*DATASET ENTRIES*
================================
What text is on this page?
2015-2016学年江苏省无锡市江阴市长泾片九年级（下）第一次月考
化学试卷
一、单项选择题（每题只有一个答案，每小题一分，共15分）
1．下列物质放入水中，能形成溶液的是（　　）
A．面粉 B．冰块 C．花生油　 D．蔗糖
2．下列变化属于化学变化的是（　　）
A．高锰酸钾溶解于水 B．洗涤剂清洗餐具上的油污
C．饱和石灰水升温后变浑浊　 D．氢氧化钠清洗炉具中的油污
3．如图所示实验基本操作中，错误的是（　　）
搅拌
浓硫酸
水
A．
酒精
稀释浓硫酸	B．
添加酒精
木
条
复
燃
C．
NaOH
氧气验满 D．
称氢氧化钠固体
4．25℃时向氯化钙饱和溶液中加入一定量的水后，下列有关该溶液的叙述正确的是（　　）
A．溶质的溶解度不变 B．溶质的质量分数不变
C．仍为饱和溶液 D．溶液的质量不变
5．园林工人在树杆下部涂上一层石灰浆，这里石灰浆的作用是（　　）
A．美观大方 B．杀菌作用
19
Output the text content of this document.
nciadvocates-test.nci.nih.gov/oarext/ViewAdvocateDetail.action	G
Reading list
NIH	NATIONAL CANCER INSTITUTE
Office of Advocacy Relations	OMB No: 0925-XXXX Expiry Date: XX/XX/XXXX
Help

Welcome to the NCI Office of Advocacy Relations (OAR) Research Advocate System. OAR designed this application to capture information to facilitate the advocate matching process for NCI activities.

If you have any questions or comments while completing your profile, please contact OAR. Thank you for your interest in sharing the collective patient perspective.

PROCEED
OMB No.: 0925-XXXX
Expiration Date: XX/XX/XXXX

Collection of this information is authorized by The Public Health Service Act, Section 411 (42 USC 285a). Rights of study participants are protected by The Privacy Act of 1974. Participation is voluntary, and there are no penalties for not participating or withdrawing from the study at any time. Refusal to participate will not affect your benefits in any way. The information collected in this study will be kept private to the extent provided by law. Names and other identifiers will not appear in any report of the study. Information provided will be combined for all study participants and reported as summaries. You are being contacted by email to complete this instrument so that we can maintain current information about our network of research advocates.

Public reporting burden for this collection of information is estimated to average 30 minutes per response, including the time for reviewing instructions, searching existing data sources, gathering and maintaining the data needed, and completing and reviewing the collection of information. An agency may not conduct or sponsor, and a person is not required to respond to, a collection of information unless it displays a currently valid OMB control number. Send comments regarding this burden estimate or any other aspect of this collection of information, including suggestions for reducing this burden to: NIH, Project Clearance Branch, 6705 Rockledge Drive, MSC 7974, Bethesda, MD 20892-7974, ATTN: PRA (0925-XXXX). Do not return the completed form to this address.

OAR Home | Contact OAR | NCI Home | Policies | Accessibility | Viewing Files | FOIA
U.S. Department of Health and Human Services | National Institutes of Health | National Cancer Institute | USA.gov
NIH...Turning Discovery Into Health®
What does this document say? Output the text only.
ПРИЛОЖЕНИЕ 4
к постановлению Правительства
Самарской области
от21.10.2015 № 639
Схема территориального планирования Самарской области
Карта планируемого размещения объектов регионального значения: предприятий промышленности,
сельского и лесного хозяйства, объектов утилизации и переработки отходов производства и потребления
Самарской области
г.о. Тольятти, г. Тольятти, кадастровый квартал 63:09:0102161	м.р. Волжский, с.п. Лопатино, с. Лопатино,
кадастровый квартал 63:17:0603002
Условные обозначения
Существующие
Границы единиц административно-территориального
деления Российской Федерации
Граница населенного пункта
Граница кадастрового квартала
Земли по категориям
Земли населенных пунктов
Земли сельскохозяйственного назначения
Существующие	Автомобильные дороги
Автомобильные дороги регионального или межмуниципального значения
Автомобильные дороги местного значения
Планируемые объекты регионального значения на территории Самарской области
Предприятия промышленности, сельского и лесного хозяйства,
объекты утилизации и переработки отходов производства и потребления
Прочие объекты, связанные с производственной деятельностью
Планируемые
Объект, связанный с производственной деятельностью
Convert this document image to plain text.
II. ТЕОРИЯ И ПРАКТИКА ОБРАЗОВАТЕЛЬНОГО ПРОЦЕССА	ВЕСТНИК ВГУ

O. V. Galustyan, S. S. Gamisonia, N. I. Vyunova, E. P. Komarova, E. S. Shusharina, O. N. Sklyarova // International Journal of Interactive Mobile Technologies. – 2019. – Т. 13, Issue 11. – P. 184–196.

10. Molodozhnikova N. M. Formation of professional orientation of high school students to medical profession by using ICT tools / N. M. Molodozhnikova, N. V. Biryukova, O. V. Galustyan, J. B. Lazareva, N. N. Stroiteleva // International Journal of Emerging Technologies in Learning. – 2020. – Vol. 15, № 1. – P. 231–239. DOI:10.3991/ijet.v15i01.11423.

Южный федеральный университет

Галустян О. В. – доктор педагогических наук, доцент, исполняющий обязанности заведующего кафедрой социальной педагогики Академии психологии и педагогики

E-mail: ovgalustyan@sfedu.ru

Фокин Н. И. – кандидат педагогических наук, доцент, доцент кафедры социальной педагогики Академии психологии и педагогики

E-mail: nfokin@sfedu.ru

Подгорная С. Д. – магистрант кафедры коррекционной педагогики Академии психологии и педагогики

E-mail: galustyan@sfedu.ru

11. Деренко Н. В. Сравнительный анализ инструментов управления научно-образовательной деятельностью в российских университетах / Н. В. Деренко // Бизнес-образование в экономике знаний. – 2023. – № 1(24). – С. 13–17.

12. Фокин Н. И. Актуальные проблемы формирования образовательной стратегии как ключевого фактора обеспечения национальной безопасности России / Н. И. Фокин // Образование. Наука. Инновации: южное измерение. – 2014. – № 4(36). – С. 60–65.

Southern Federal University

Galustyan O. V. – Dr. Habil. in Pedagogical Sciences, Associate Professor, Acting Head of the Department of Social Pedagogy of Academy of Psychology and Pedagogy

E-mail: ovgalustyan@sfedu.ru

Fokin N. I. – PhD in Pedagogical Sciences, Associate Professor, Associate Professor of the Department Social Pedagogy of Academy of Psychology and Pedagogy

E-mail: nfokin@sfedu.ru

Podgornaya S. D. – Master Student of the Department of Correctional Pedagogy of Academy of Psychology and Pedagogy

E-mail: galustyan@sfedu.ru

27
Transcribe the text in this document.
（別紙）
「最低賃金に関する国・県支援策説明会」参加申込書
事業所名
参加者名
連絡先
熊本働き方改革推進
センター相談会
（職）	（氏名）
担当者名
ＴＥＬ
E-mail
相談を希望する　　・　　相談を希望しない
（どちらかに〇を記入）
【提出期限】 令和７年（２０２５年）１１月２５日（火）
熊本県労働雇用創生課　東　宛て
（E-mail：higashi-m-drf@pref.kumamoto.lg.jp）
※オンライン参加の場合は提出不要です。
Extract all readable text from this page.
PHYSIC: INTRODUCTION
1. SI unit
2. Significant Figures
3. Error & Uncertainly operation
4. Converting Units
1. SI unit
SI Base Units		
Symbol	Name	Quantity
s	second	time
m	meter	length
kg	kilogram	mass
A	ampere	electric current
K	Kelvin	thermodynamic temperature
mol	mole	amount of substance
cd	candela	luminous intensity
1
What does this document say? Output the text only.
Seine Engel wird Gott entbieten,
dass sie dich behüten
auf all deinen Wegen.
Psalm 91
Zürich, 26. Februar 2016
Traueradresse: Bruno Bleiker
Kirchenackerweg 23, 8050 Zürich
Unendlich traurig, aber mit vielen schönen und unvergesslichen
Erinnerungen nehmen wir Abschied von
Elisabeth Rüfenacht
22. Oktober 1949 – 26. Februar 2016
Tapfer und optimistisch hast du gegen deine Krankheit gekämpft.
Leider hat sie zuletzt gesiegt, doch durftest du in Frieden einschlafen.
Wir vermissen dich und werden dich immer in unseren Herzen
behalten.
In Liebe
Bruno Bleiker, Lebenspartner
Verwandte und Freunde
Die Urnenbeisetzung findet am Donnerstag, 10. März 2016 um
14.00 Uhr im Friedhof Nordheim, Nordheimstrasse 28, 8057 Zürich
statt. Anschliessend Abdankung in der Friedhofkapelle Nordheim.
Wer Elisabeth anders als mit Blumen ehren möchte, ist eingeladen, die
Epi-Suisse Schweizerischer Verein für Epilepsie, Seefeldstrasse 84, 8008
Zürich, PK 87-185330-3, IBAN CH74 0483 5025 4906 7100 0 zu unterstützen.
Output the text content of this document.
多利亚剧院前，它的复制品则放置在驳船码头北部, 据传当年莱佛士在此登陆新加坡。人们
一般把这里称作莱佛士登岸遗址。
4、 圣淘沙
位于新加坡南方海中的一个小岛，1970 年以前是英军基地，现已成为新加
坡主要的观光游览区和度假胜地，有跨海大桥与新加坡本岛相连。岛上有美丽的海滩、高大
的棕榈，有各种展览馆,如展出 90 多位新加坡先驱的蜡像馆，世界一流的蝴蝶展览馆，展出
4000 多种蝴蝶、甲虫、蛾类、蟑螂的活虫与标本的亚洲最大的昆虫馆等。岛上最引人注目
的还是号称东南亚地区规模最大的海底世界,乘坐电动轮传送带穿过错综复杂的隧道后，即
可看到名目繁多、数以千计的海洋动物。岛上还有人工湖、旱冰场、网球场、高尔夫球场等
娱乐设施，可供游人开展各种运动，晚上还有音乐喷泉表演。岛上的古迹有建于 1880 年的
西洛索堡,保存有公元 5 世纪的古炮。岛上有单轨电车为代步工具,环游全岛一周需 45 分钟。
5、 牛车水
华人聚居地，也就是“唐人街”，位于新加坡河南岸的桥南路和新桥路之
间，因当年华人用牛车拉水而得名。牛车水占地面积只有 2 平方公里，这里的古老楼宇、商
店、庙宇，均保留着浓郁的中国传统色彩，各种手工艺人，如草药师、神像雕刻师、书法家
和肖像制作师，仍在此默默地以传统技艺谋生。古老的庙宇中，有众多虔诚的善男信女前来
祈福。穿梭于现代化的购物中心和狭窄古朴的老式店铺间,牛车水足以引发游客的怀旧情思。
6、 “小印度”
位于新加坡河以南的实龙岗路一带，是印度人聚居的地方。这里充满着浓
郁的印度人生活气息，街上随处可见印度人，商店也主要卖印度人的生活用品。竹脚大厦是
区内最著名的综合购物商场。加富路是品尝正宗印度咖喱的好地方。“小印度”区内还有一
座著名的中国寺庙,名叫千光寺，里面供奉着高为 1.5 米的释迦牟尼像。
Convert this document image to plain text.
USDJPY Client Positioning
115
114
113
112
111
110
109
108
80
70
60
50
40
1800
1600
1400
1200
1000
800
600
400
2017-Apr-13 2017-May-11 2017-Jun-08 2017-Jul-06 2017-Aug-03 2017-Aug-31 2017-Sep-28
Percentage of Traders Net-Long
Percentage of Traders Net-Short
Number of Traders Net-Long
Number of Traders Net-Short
================================
*GOAL*
Within the listing above, find every line containing the string "your" and return it.

*EXERCISE RESPONSE*
If you have any questions or comments while completing your profile, please contact OAR. Thank you for your interest in sharing the collective patient perspective.
Collection of this information is authorized by The Public Health Service Act, Section 411 (42 USC 285a). Rights of study participants are protected by The Privacy Act of 1974. Participation is voluntary, and there are no penalties for not participating or withdrawing from the study at any time. Refusal to participate will not affect your benefits in any way. The information collected in this study will be kept private to the extent provided by law. Names and other identifiers will not appear in any report of the study. Information provided will be combined for all study participants and reported as summaries. You are being contacted by email to complete this instrument so that we can maintain current information about our network of research advocates.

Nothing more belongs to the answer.